-- begin --

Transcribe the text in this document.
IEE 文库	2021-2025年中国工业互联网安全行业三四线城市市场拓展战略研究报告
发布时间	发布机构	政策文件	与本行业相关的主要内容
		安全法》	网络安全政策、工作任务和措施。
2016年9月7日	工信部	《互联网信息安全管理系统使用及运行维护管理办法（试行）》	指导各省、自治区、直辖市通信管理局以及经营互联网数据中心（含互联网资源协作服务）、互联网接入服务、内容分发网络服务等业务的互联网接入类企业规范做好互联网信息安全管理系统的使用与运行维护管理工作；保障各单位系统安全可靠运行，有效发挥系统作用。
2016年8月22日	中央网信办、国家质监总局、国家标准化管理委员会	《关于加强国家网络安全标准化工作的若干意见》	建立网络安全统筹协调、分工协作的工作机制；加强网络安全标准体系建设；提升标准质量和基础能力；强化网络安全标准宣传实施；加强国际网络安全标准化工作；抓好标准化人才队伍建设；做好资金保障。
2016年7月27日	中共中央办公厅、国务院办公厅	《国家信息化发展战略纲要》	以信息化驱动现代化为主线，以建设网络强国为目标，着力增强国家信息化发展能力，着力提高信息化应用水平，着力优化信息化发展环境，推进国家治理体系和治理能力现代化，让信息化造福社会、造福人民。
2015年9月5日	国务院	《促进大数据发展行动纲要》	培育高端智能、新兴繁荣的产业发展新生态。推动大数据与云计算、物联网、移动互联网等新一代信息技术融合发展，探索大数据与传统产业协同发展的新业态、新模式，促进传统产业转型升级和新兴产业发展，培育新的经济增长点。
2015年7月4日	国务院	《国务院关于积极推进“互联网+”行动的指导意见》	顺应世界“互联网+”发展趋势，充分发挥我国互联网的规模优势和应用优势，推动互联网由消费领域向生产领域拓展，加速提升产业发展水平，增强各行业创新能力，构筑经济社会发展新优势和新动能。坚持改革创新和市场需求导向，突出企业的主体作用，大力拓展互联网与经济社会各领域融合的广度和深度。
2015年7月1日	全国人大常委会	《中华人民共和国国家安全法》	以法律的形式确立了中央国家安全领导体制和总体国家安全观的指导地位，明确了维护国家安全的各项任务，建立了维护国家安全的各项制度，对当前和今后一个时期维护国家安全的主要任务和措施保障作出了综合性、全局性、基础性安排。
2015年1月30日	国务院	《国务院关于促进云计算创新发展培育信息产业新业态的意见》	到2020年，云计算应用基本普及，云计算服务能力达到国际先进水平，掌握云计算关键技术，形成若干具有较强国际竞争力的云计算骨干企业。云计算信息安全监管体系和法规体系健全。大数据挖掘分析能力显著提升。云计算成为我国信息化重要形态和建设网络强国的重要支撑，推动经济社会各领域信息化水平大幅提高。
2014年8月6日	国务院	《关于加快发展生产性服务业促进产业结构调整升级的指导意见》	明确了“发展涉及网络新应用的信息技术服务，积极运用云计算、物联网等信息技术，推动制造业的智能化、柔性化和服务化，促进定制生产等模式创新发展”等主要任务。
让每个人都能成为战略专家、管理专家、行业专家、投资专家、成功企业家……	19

-- end --

**Exercise task**
Write out every line from the records above, word for word.

**Solution to the problem**
Transcribe the text in this document.
IEE 文库	2021-2025年中国工业互联网安全行业三四线城市市场拓展战略研究报告
发布时间	发布机构	政策文件	与本行业相关的主要内容
		安全法》	网络安全政策、工作任务和措施。
2016年9月7日	工信部	《互联网信息安全管理系统使用及运行维护管理办法（试行）》	指导各省、自治区、直辖市通信管理局以及经营互联网数据中心（含互联网资源协作服务）、互联网接入服务、内容分发网络服务等业务的互联网接入类企业规范做好互联网信息安全管理系统的使用与运行维护管理工作；保障各单位系统安全可靠运行，有效发挥系统作用。
2016年8月22日	中央网信办、国家质监总局、国家标准化管理委员会	《关于加强国家网络安全标准化工作的若干意见》	建立网络安全统筹协调、分工协作的工作机制；加强网络安全标准体系建设；提升标准质量和基础能力；强化网络安全标准宣传实施；加强国际网络安全标准化工作；抓好标准化人才队伍建设；做好资金保障。
2016年7月27日	中共中央办公厅、国务院办公厅	《国家信息化发展战略纲要》	以信息化驱动现代化为主线，以建设网络强国为目标，着力增强国家信息化发展能力，着力提高信息化应用水平，着力优化信息化发展环境，推进国家治理体系和治理能力现代化，让信息化造福社会、造福人民。
2015年9月5日	国务院	《促进大数据发展行动纲要》	培育高端智能、新兴繁荣的产业发展新生态。推动大数据与云计算、物联网、移动互联网等新一代信息技术融合发展，探索大数据与传统产业协同发展的新业态、新模式，促进传统产业转型升级和新兴产业发展，培育新的经济增长点。
2015年7月4日	国务院	《国务院关于积极推进“互联网+”行动的指导意见》	顺应世界“互联网+”发展趋势，充分发挥我国互联网的规模优势和应用优势，推动互联网由消费领域向生产领域拓展，加速提升产业发展水平，增强各行业创新能力，构筑经济社会发展新优势和新动能。坚持改革创新和市场需求导向，突出企业的主体作用，大力拓展互联网与经济社会各领域融合的广度和深度。
2015年7月1日	全国人大常委会	《中华人民共和国国家安全法》	以法律的形式确立了中央国家安全领导体制和总体国家安全观的指导地位，明确了维护国家安全的各项任务，建立了维护国家安全的各项制度，对当前和今后一个时期维护国家安全的主要任务和措施保障作出了综合性、全局性、基础性安排。
2015年1月30日	国务院	《国务院关于促进云计算创新发展培育信息产业新业态的意见》	到2020年，云计算应用基本普及，云计算服务能力达到国际先进水平，掌握云计算关键技术，形成若干具有较强国际竞争力的云计算骨干企业。云计算信息安全监管体系和法规体系健全。大数据挖掘分析能力显著提升。云计算成为我国信息化重要形态和建设网络强国的重要支撑，推动经济社会各领域信息化水平大幅提高。
2014年8月6日	国务院	《关于加快发展生产性服务业促进产业结构调整升级的指导意见》	明确了“发展涉及网络新应用的信息技术服务，积极运用云计算、物联网等信息技术，推动制造业的智能化、柔性化和服务化，促进定制生产等模式创新发展”等主要任务。
让每个人都能成为战略专家、管理专家、行业专家、投资专家、成功企业家……	19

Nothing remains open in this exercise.